• [INPUT RECORDS]
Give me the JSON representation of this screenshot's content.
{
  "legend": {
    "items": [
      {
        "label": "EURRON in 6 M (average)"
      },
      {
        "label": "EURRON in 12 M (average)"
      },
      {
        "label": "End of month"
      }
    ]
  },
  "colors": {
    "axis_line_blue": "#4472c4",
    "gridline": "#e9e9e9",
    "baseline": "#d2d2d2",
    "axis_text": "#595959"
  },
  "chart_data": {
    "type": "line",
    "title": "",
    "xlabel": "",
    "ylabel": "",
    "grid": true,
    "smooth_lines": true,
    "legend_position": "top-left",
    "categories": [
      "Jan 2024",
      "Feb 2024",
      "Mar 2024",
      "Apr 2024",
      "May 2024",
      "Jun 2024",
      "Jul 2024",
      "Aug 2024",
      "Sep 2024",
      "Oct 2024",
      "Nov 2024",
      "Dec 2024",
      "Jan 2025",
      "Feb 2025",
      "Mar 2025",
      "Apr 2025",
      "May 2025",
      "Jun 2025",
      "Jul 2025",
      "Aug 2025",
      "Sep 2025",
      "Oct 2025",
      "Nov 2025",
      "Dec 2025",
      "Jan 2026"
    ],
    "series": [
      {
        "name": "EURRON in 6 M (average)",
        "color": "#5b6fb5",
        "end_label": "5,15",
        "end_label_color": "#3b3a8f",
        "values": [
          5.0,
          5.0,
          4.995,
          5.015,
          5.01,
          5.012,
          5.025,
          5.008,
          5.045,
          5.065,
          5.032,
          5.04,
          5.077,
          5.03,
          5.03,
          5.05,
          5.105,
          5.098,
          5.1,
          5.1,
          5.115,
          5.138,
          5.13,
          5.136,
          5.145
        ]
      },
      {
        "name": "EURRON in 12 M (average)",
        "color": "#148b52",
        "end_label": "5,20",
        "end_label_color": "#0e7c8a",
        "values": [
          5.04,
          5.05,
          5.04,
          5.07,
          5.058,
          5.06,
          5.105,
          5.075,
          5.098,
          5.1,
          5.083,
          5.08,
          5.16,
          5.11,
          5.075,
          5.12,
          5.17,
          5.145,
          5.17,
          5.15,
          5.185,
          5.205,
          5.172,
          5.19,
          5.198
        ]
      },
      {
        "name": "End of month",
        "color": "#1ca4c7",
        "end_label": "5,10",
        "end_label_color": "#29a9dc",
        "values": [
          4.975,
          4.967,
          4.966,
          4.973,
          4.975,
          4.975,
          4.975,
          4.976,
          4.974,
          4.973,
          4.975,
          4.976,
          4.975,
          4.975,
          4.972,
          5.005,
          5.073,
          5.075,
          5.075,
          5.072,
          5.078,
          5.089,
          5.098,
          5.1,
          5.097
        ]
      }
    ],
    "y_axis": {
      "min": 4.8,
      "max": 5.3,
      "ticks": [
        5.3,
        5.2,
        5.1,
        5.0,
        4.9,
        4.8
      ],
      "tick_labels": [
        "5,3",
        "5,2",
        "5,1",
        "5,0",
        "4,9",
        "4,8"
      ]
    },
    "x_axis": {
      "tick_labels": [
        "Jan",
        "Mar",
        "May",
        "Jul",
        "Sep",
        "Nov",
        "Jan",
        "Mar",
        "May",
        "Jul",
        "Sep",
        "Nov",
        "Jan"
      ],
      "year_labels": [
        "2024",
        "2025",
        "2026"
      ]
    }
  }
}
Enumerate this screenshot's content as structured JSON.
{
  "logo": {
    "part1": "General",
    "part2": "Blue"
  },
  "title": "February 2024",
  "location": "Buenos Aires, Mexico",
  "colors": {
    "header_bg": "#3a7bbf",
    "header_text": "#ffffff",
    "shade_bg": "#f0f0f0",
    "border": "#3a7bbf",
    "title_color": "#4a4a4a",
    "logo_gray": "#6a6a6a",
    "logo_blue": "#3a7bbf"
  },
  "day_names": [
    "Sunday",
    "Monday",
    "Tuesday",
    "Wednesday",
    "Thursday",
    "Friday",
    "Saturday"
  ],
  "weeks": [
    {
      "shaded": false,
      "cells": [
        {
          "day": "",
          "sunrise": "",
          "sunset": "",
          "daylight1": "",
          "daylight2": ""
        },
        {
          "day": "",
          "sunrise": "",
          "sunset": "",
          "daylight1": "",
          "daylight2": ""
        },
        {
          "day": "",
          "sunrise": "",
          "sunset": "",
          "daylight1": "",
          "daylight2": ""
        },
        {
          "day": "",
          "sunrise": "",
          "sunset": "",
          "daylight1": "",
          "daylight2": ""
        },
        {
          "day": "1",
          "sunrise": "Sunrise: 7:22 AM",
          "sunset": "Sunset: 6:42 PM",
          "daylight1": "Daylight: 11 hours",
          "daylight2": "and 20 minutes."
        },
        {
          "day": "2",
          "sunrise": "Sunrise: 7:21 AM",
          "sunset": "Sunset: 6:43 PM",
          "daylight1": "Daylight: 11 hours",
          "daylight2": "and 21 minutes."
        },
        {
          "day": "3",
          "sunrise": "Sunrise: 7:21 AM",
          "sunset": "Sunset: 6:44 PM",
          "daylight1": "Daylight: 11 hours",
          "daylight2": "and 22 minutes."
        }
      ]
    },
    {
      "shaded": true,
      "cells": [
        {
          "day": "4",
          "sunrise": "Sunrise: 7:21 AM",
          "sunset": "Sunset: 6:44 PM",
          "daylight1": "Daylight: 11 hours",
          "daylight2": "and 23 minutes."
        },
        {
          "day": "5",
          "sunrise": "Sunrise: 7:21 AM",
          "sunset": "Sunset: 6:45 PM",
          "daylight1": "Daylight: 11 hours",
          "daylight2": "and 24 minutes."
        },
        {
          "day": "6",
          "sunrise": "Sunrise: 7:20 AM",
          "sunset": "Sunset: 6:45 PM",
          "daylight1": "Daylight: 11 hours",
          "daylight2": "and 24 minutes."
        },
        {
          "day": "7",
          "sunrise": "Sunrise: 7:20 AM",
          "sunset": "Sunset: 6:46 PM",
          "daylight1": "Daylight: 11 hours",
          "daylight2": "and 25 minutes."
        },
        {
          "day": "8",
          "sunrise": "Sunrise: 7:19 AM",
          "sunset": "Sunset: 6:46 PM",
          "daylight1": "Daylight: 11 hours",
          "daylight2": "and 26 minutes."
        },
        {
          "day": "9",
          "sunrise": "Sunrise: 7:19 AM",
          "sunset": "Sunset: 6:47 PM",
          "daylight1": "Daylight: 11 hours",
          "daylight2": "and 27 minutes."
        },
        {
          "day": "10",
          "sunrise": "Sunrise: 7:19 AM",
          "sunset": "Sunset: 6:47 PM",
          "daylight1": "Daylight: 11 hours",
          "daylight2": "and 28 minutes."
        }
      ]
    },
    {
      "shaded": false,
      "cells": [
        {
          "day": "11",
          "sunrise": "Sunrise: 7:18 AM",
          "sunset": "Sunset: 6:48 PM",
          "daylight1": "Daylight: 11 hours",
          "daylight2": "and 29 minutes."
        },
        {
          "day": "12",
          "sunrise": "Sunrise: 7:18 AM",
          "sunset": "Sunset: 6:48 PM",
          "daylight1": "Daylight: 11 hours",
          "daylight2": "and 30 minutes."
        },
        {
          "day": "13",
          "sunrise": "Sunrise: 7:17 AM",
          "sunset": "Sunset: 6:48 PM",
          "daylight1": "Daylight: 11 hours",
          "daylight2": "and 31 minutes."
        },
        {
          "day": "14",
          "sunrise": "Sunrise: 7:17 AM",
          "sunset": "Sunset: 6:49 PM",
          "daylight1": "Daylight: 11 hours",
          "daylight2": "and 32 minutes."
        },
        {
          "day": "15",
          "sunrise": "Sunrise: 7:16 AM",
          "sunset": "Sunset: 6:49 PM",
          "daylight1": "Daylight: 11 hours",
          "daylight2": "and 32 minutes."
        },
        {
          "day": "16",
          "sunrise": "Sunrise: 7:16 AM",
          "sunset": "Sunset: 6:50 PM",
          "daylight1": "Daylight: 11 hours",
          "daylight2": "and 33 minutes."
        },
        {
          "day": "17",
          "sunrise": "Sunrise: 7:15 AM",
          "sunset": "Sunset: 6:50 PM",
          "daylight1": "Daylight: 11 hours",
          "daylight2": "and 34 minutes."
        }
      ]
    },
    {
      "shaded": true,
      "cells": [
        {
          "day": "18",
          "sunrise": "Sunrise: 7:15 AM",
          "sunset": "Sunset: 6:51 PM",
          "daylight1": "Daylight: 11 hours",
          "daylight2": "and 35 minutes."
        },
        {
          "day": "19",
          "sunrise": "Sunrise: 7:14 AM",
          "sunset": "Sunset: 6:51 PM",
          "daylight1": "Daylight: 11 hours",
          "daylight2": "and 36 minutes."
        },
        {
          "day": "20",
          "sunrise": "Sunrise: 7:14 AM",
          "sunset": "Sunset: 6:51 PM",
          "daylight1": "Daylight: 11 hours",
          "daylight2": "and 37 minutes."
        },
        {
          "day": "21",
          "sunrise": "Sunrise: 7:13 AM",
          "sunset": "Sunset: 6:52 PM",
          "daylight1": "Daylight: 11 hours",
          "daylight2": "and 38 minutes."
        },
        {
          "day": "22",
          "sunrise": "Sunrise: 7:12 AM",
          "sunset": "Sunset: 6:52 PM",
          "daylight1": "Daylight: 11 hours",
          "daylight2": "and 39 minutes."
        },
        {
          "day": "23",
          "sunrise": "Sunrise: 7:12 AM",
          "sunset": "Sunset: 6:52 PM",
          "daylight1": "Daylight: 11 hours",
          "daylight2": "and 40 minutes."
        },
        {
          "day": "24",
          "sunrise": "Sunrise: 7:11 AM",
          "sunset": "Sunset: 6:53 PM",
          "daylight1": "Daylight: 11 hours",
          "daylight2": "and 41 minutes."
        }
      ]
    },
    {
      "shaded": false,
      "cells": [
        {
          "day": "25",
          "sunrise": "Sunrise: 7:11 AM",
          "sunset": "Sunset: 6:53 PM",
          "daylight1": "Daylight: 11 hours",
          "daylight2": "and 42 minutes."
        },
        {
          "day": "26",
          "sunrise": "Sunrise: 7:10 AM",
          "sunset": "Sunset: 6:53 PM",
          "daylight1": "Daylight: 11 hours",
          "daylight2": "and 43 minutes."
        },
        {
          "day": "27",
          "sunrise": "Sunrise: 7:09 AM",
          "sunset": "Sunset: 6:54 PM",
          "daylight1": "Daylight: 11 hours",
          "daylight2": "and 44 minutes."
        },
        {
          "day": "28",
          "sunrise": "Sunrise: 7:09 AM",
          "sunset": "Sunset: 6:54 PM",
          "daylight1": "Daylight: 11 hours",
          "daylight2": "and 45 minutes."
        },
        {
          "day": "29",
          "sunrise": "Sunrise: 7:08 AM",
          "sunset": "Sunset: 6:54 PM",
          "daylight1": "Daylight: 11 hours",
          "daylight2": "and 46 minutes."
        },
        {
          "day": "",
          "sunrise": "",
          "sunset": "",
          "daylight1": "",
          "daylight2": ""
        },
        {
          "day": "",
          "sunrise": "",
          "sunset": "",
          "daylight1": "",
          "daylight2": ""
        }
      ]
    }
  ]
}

• [GOAL] Copy whichever lines in the listing above contain the word "true".

• [SOLUTION FOR THIS EXERCISE]
    "grid": true,
    "smooth_lines": true,
      "shaded": true,
      "shaded": true,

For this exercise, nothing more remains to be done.